··· Records

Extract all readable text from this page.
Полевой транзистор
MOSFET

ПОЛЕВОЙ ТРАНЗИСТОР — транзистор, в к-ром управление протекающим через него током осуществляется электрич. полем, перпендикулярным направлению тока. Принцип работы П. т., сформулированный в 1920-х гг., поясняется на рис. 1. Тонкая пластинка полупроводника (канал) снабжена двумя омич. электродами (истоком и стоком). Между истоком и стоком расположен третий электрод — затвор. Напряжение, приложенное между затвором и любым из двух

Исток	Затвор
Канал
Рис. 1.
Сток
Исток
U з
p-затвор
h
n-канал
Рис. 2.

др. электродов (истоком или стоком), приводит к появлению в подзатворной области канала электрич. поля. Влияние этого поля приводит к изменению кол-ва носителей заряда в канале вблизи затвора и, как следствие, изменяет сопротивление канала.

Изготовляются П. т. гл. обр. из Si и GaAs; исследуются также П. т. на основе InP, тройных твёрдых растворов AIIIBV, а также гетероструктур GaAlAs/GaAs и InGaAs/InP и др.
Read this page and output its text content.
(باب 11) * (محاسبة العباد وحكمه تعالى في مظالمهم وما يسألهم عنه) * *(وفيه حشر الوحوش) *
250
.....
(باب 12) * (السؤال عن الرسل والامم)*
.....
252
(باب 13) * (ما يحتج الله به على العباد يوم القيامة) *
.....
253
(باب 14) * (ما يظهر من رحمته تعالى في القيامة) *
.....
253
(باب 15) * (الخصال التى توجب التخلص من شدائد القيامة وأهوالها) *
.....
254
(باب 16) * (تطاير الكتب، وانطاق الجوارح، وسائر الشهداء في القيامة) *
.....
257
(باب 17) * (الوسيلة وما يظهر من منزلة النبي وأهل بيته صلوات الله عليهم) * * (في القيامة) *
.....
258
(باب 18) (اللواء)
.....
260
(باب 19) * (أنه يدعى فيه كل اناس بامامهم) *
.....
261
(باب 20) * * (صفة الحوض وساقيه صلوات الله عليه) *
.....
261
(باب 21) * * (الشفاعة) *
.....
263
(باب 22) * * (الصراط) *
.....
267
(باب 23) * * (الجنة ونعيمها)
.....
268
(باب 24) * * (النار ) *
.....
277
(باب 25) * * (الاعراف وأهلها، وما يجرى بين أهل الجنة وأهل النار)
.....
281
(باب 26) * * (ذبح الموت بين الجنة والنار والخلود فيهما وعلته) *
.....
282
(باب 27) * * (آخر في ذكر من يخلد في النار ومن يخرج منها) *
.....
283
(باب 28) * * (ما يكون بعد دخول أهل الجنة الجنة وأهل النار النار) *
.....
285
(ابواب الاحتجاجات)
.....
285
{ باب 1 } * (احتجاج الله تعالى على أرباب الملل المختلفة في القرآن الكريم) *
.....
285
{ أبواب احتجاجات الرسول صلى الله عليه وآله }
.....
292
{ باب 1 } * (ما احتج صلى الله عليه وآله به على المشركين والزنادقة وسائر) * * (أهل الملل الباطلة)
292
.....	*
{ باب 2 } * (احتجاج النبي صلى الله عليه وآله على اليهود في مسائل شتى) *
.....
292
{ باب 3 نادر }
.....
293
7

······

• _The task_:
Where does the word "الجنة" appear in the listing? List each line that holds it.

• _Result below_:
(باب 23) * * (الجنة ونعيمها)
(باب 25) * * (الاعراف وأهلها، وما يجرى بين أهل الجنة وأهل النار)
(باب 26) * * (ذبح الموت بين الجنة والنار والخلود فيهما وعلته) *
(باب 28) * * (ما يكون بعد دخول أهل الجنة الجنة وأهل النار النار) *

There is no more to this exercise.